* [Exercise prompt]:
In this exercise, print only the lines from the line with "Decode this image" to the last line of the data below, inclusive. Any pictures should be left out.

(Collected data entries)
— START —
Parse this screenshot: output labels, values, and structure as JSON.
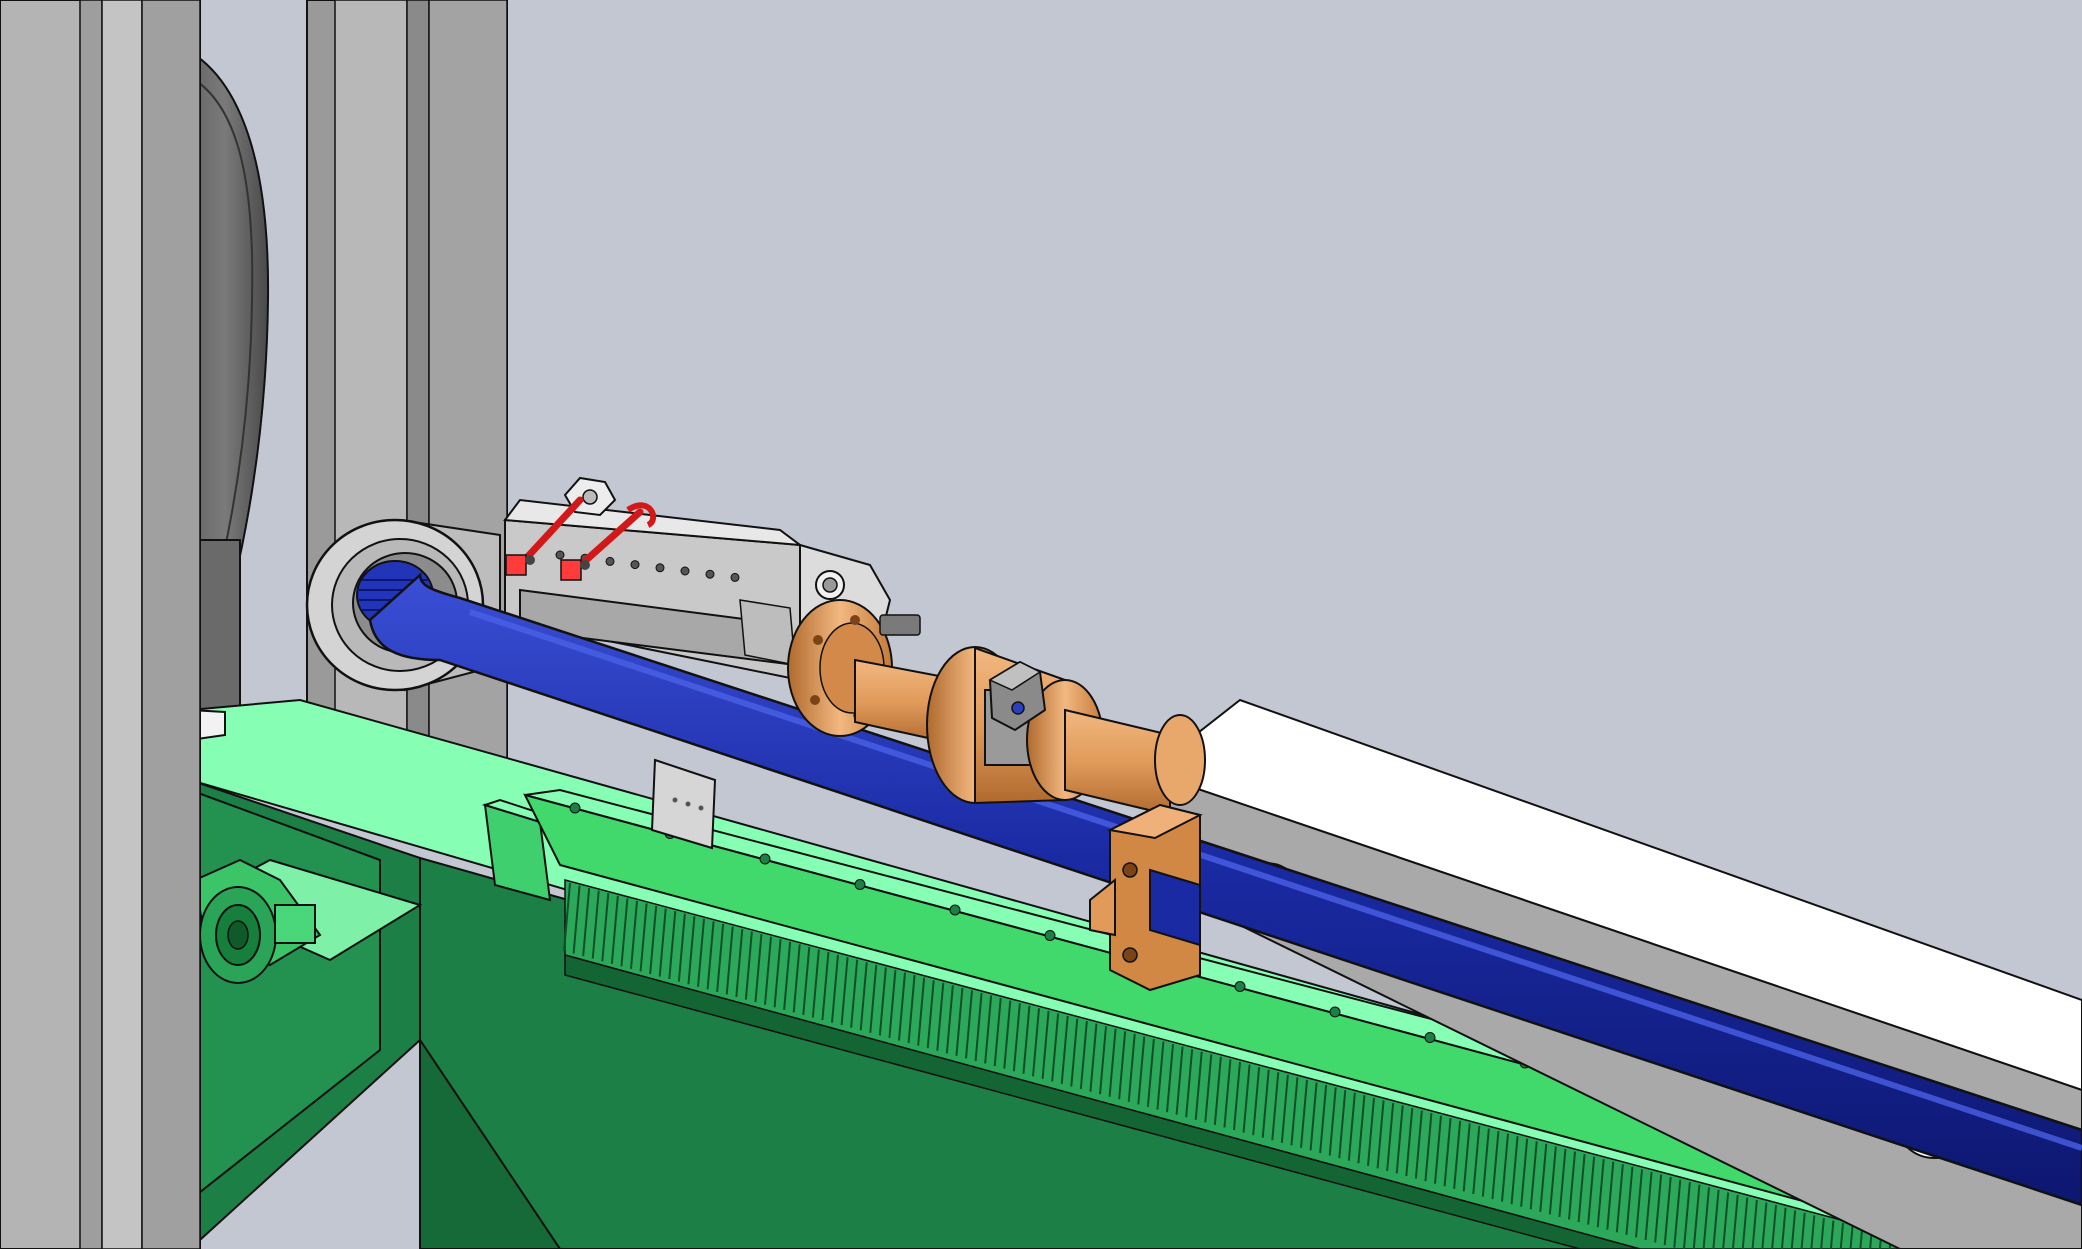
{
  "viewport": {
    "title": ""
  },
  "colors": {
    "background": "#c3c7d2",
    "frame_light": "#b4b4b4",
    "frame_mid": "#9a9a9a",
    "frame_dark": "#6e6e6e",
    "rail_light": "#86ffb4",
    "rail_mid": "#41d96b",
    "rail_dark": "#1c7f45",
    "rail_shadow": "#156a38",
    "hose_blue": "#1a2aa3",
    "hose_light": "#3a4fd6",
    "hose_dark": "#0d1770",
    "copper": "#e09a5a",
    "copper_light": "#f2b880",
    "copper_dark": "#b06a2e",
    "beam_top": "#ffffff",
    "beam_side": "#a9a9a9",
    "bracket": "#c9c9c9",
    "red": "#d21818",
    "outline": "#111111"
  },
  "components": [
    {
      "name": "vertical-frame-post-left",
      "icon": "steel-column-icon"
    },
    {
      "name": "vertical-frame-post-back",
      "icon": "steel-column-icon"
    },
    {
      "name": "rotating-disc",
      "icon": "disc-icon"
    },
    {
      "name": "green-base-frame",
      "icon": "frame-icon"
    },
    {
      "name": "gear-rack",
      "icon": "rack-gear-icon"
    },
    {
      "name": "pillow-block-bearing",
      "icon": "bearing-icon"
    },
    {
      "name": "blue-hose",
      "icon": "hose-icon"
    },
    {
      "name": "swivel-elbow",
      "icon": "elbow-icon"
    },
    {
      "name": "adjustable-bracket-plate",
      "icon": "bracket-icon"
    },
    {
      "name": "copper-flange-coupling",
      "icon": "coupling-icon"
    },
    {
      "name": "split-clamp-collar",
      "icon": "clamp-icon"
    },
    {
      "name": "hose-clamp-block",
      "icon": "clamp-block-icon"
    },
    {
      "name": "perforated-beam",
      "icon": "beam-icon"
    }
  ]
}
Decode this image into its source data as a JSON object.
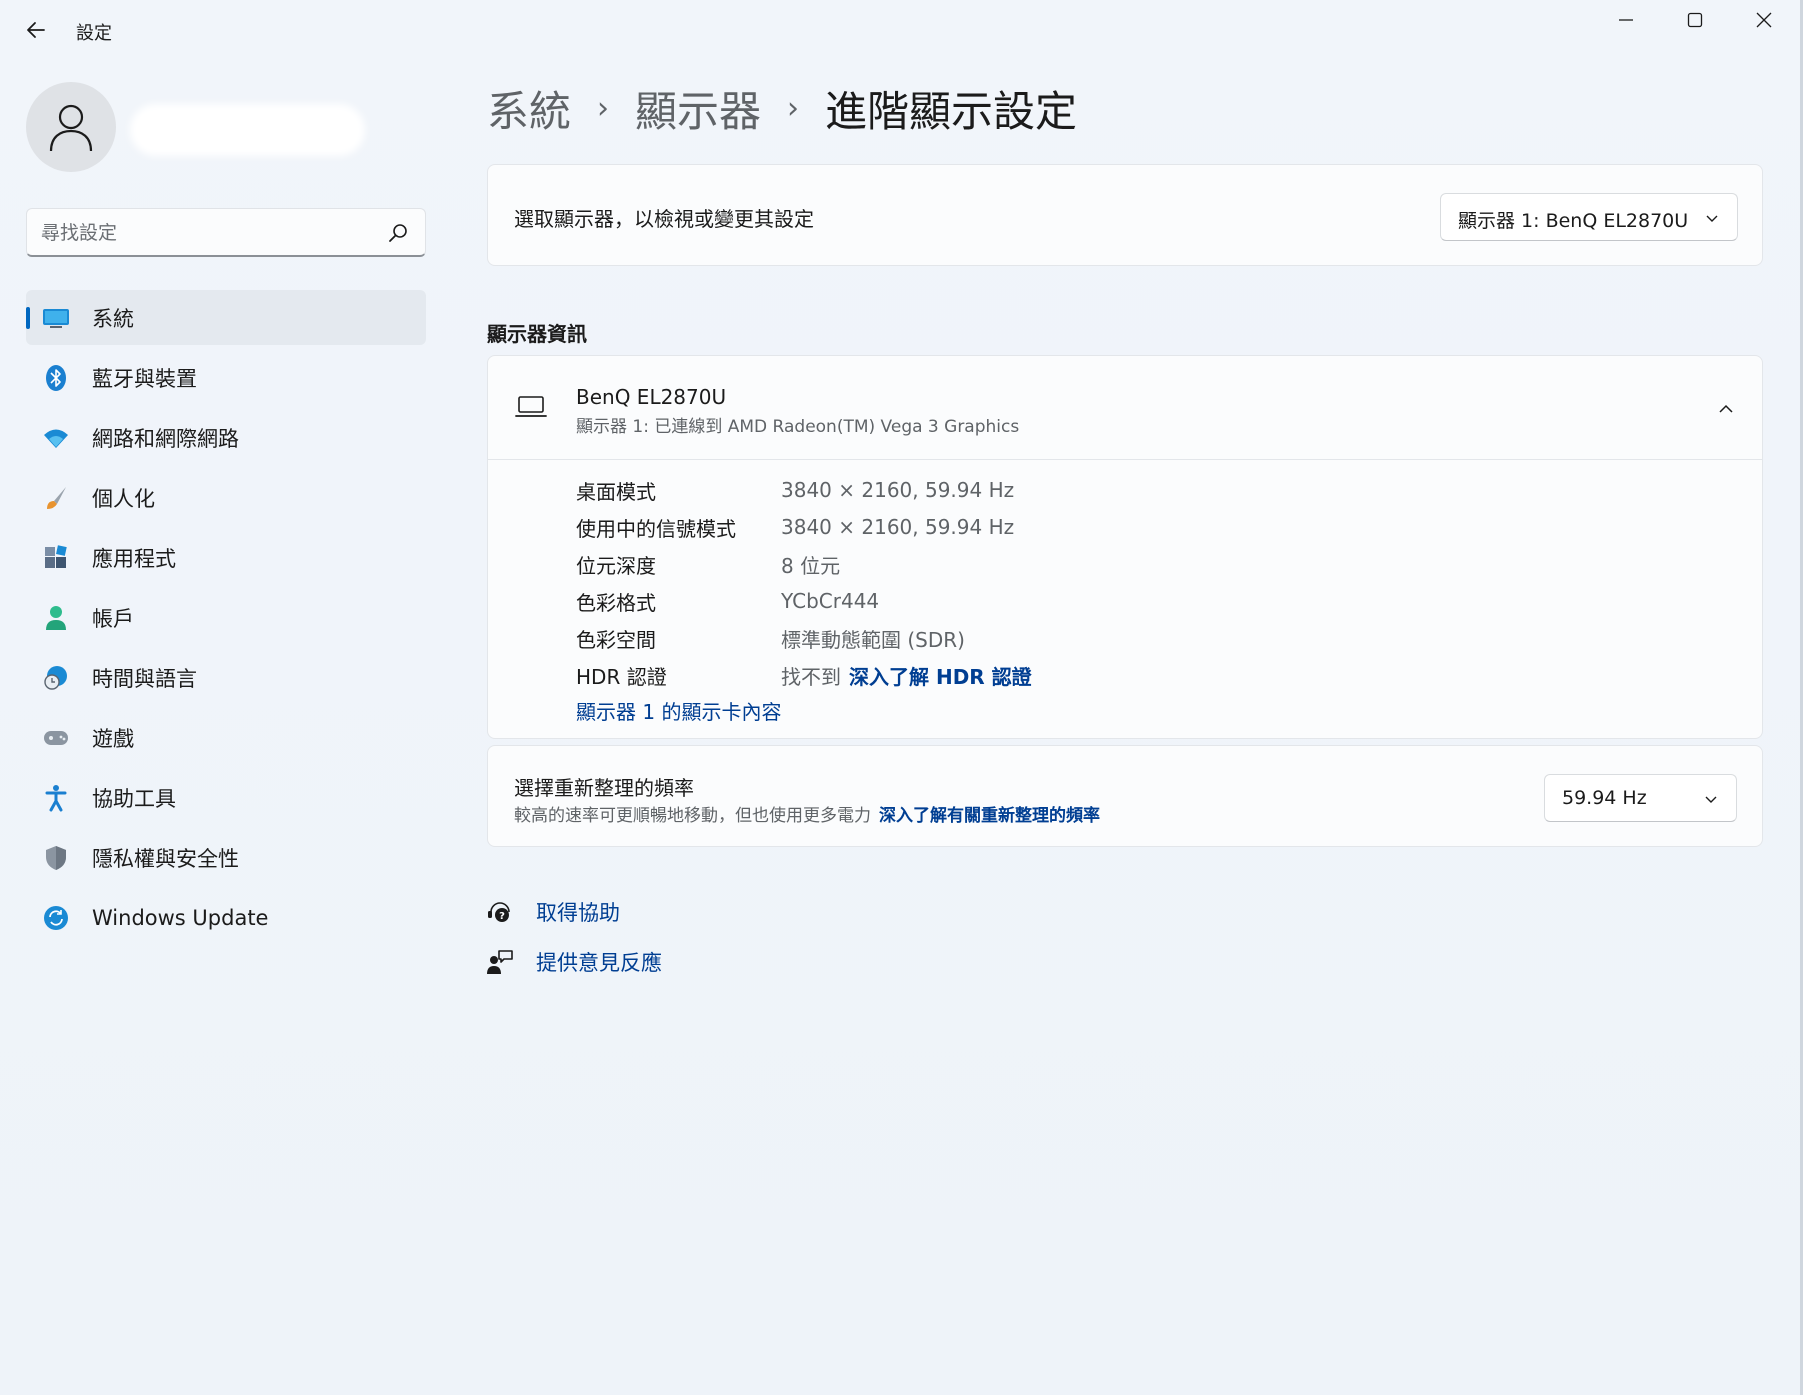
{
  "window": {
    "title": "設定"
  },
  "search": {
    "placeholder": "尋找設定"
  },
  "sidebar": {
    "items": [
      {
        "label": "系統",
        "icon": "monitor-icon",
        "active": true
      },
      {
        "label": "藍牙與裝置",
        "icon": "bluetooth-icon"
      },
      {
        "label": "網路和網際網路",
        "icon": "wifi-icon"
      },
      {
        "label": "個人化",
        "icon": "brush-icon"
      },
      {
        "label": "應用程式",
        "icon": "apps-icon"
      },
      {
        "label": "帳戶",
        "icon": "person-icon"
      },
      {
        "label": "時間與語言",
        "icon": "globe-clock-icon"
      },
      {
        "label": "遊戲",
        "icon": "gamepad-icon"
      },
      {
        "label": "協助工具",
        "icon": "accessibility-icon"
      },
      {
        "label": "隱私權與安全性",
        "icon": "shield-icon"
      },
      {
        "label": "Windows Update",
        "icon": "update-icon"
      }
    ]
  },
  "breadcrumb": [
    "系統",
    "顯示器",
    "進階顯示設定"
  ],
  "select_display": {
    "label": "選取顯示器，以檢視或變更其設定",
    "selected": "顯示器 1: BenQ EL2870U"
  },
  "display_info": {
    "heading": "顯示器資訊",
    "monitor_name": "BenQ EL2870U",
    "monitor_sub": "顯示器 1: 已連線到 AMD Radeon(TM) Vega 3 Graphics",
    "specs": [
      {
        "label": "桌面模式",
        "value": "3840 × 2160, 59.94 Hz"
      },
      {
        "label": "使用中的信號模式",
        "value": "3840 × 2160, 59.94 Hz"
      },
      {
        "label": "位元深度",
        "value": "8 位元"
      },
      {
        "label": "色彩格式",
        "value": "YCbCr444"
      },
      {
        "label": "色彩空間",
        "value": "標準動態範圍 (SDR)"
      },
      {
        "label": "HDR 認證",
        "value": "找不到",
        "link": "深入了解 HDR 認證"
      }
    ],
    "adapter_link": "顯示器 1 的顯示卡內容"
  },
  "refresh_rate": {
    "title": "選擇重新整理的頻率",
    "subtitle": "較高的速率可更順暢地移動，但也使用更多電力",
    "link": "深入了解有關重新整理的頻率",
    "selected": "59.94 Hz"
  },
  "footer": {
    "help": "取得協助",
    "feedback": "提供意見反應"
  },
  "colors": {
    "accent": "#0067c0",
    "link": "#003e92",
    "background": "#eef3f9",
    "card": "#fbfcfd"
  }
}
— END —
* [Task solution]:
Decode this image into its source data as a JSON object.
{
  "window": {
    "title": "設定"
  },
  "search": {
    "placeholder": "尋找設定"
  },
  "sidebar": {
    "items": [
      {
        "label": "系統",
        "icon": "monitor-icon",
        "active": true
      },
      {
        "label": "藍牙與裝置",
        "icon": "bluetooth-icon"
      },
      {
        "label": "網路和網際網路",
        "icon": "wifi-icon"
      },
      {
        "label": "個人化",
        "icon": "brush-icon"
      },
      {
        "label": "應用程式",
        "icon": "apps-icon"
      },
      {
        "label": "帳戶",
        "icon": "person-icon"
      },
      {
        "label": "時間與語言",
        "icon": "globe-clock-icon"
      },
      {
        "label": "遊戲",
        "icon": "gamepad-icon"
      },
      {
        "label": "協助工具",
        "icon": "accessibility-icon"
      },
      {
        "label": "隱私權與安全性",
        "icon": "shield-icon"
      },
      {
        "label": "Windows Update",
        "icon": "update-icon"
      }
    ]
  },
  "breadcrumb": [
    "系統",
    "顯示器",
    "進階顯示設定"
  ],
  "select_display": {
    "label": "選取顯示器，以檢視或變更其設定",
    "selected": "顯示器 1: BenQ EL2870U"
  },
  "display_info": {
    "heading": "顯示器資訊",
    "monitor_name": "BenQ EL2870U",
    "monitor_sub": "顯示器 1: 已連線到 AMD Radeon(TM) Vega 3 Graphics",
    "specs": [
      {
        "label": "桌面模式",
        "value": "3840 × 2160, 59.94 Hz"
      },
      {
        "label": "使用中的信號模式",
        "value": "3840 × 2160, 59.94 Hz"
      },
      {
        "label": "位元深度",
        "value": "8 位元"
      },
      {
        "label": "色彩格式",
        "value": "YCbCr444"
      },
      {
        "label": "色彩空間",
        "value": "標準動態範圍 (SDR)"
      },
      {
        "label": "HDR 認證",
        "value": "找不到",
        "link": "深入了解 HDR 認證"
      }
    ],
    "adapter_link": "顯示器 1 的顯示卡內容"
  },
  "refresh_rate": {
    "title": "選擇重新整理的頻率",
    "subtitle": "較高的速率可更順暢地移動，但也使用更多電力",
    "link": "深入了解有關重新整理的頻率",
    "selected": "59.94 Hz"
  },
  "footer": {
    "help": "取得協助",
    "feedback": "提供意見反應"
  },
  "colors": {
    "accent": "#0067c0",
    "link": "#003e92",
    "background": "#eef3f9",
    "card": "#fbfcfd"
  }
}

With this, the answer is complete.